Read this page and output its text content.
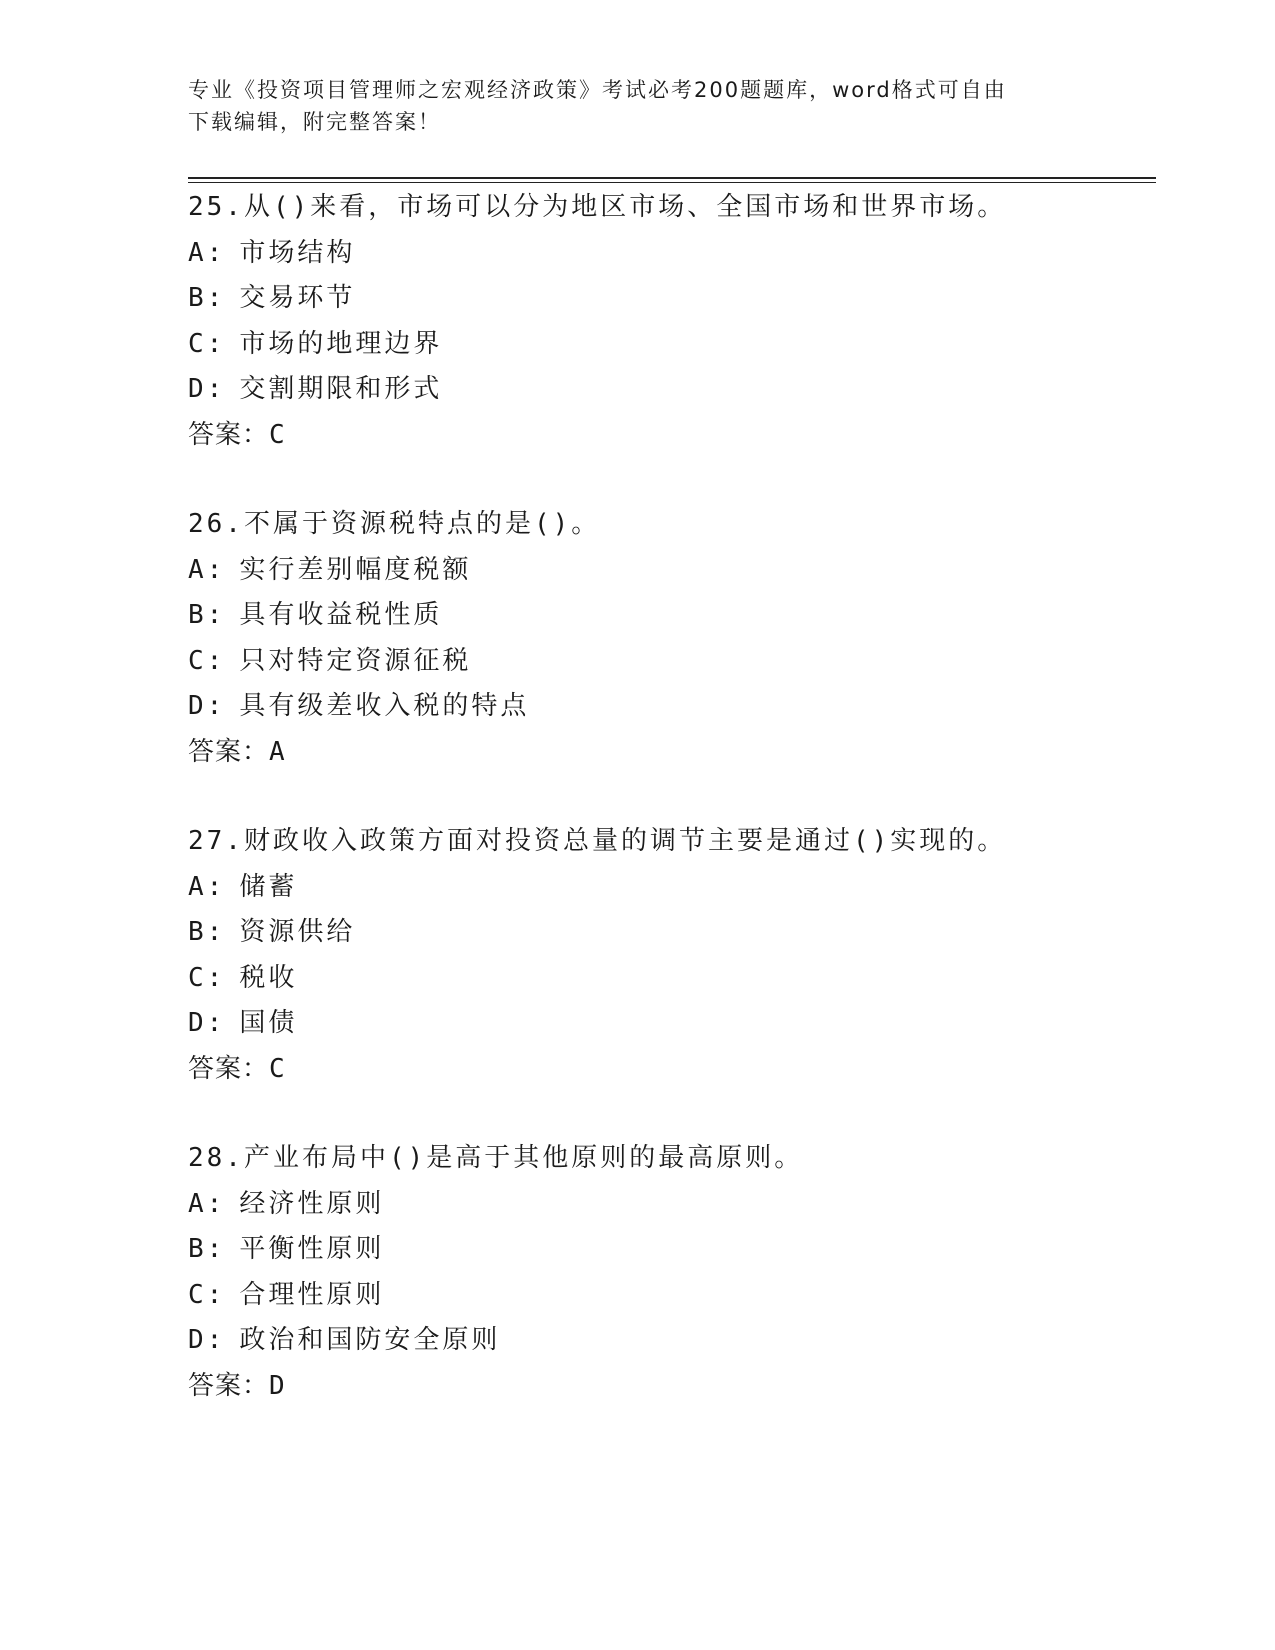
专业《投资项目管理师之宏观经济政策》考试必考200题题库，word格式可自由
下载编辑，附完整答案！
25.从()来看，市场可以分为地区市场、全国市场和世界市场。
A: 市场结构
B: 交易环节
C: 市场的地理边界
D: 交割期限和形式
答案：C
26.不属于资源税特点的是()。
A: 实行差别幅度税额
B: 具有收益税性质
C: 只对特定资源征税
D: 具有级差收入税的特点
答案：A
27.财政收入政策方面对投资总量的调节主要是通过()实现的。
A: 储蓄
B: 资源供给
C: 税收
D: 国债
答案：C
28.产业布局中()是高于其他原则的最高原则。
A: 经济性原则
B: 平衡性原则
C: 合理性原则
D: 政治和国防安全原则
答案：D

• THE PROBLEM:
Make a word-for-word copy of the entries, without any pictures.

• ANSWER IN FULL:
Read this page and output its text content.
专业《投资项目管理师之宏观经济政策》考试必考200题题库，word格式可自由
下载编辑，附完整答案！
25.从()来看，市场可以分为地区市场、全国市场和世界市场。
A: 市场结构
B: 交易环节
C: 市场的地理边界
D: 交割期限和形式
答案：C
26.不属于资源税特点的是()。
A: 实行差别幅度税额
B: 具有收益税性质
C: 只对特定资源征税
D: 具有级差收入税的特点
答案：A
27.财政收入政策方面对投资总量的调节主要是通过()实现的。
A: 储蓄
B: 资源供给
C: 税收
D: 国债
答案：C
28.产业布局中()是高于其他原则的最高原则。
A: 经济性原则
B: 平衡性原则
C: 合理性原则
D: 政治和国防安全原则
答案：D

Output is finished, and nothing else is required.